» **Task directions**:
Make an exact copy of the records, with the pictures left out.

» **Provided data**:

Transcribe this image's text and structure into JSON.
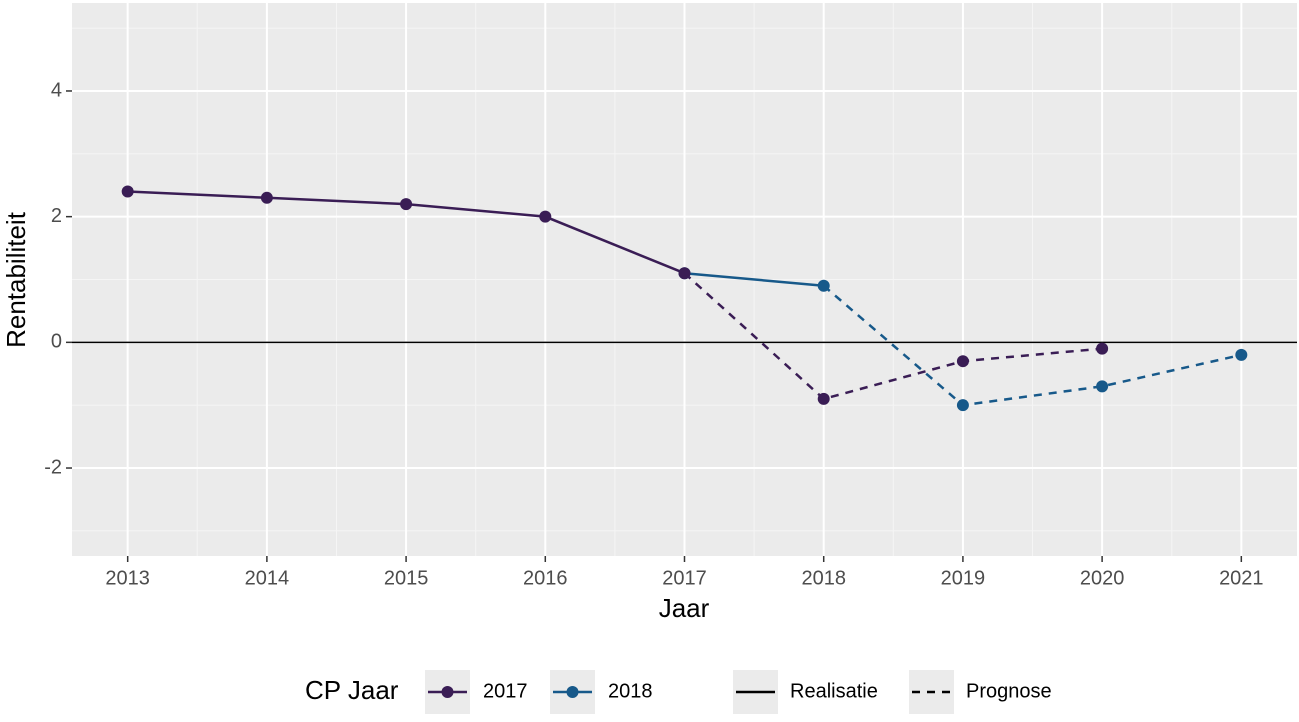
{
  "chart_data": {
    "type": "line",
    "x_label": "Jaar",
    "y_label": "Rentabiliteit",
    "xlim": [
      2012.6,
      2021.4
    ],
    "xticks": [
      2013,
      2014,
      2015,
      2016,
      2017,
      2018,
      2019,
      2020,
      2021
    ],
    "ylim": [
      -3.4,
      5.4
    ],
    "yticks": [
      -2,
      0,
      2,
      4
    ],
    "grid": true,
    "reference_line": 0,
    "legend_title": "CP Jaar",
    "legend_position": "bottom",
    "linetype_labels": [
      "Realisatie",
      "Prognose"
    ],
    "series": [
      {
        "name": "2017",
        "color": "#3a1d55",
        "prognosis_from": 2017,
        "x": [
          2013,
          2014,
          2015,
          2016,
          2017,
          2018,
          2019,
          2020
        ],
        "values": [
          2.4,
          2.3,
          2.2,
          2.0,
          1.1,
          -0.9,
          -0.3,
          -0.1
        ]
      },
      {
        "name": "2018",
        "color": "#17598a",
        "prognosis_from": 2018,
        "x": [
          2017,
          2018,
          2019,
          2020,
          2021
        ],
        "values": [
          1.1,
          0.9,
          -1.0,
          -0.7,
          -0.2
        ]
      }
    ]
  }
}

» **Solution below**:
Transcribe this image's text and structure into JSON.
{
  "chart_data": {
    "type": "line",
    "x_label": "Jaar",
    "y_label": "Rentabiliteit",
    "xlim": [
      2012.6,
      2021.4
    ],
    "xticks": [
      2013,
      2014,
      2015,
      2016,
      2017,
      2018,
      2019,
      2020,
      2021
    ],
    "ylim": [
      -3.4,
      5.4
    ],
    "yticks": [
      -2,
      0,
      2,
      4
    ],
    "grid": true,
    "reference_line": 0,
    "legend_title": "CP Jaar",
    "legend_position": "bottom",
    "linetype_labels": [
      "Realisatie",
      "Prognose"
    ],
    "series": [
      {
        "name": "2017",
        "color": "#3a1d55",
        "prognosis_from": 2017,
        "x": [
          2013,
          2014,
          2015,
          2016,
          2017,
          2018,
          2019,
          2020
        ],
        "values": [
          2.4,
          2.3,
          2.2,
          2.0,
          1.1,
          -0.9,
          -0.3,
          -0.1
        ]
      },
      {
        "name": "2018",
        "color": "#17598a",
        "prognosis_from": 2018,
        "x": [
          2017,
          2018,
          2019,
          2020,
          2021
        ],
        "values": [
          1.1,
          0.9,
          -1.0,
          -0.7,
          -0.2
        ]
      }
    ]
  }
}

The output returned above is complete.